### WORK INSTRUCTIONS
Scan the data below and pick out the lines containing the word "name".

### RECORDS FOR THE TASK

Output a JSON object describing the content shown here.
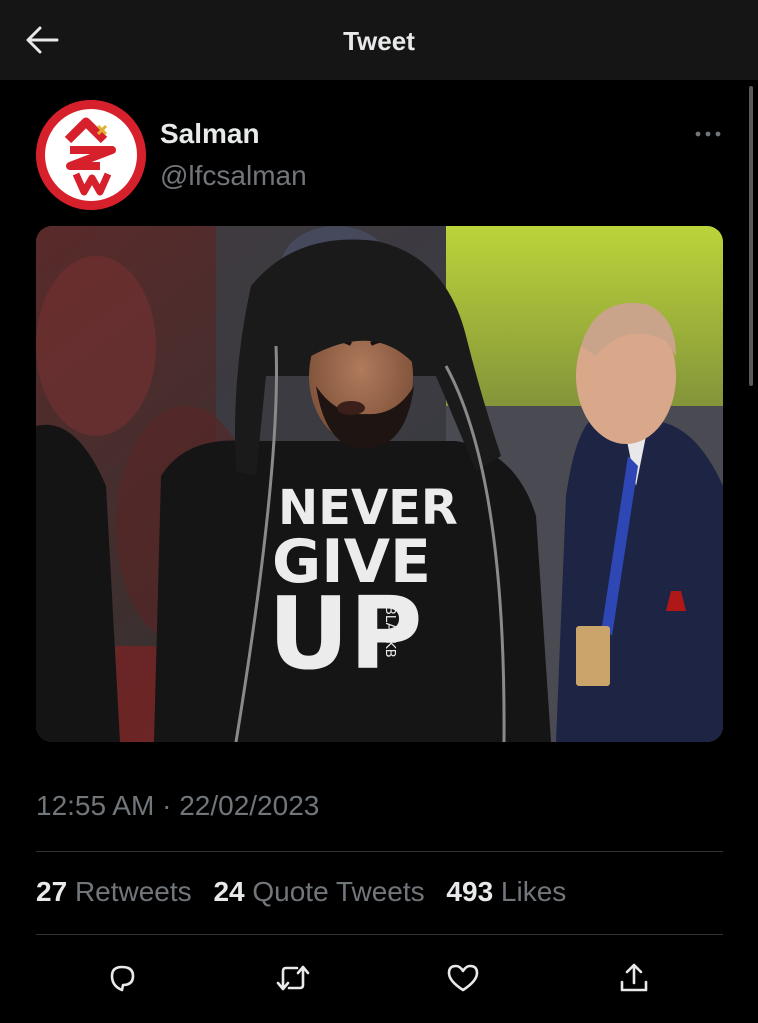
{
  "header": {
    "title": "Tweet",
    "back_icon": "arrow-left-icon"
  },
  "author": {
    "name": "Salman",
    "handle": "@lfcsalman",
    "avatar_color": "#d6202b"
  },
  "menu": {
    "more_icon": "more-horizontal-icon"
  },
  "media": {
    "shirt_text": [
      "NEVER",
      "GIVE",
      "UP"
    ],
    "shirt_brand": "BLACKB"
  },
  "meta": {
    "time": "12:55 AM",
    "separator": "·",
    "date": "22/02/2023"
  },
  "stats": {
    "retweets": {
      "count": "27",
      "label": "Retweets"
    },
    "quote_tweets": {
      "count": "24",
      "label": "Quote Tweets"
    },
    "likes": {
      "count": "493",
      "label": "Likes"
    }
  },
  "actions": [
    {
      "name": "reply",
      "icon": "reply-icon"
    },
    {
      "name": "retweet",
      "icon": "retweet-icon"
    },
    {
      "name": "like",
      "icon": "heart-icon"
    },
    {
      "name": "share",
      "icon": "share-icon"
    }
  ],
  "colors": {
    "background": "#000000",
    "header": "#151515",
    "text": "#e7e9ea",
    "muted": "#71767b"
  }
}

### RESULT OF THE TASK
    "name": "Salman",
      "name": "reply",
      "name": "retweet",
      "name": "like",
      "name": "share",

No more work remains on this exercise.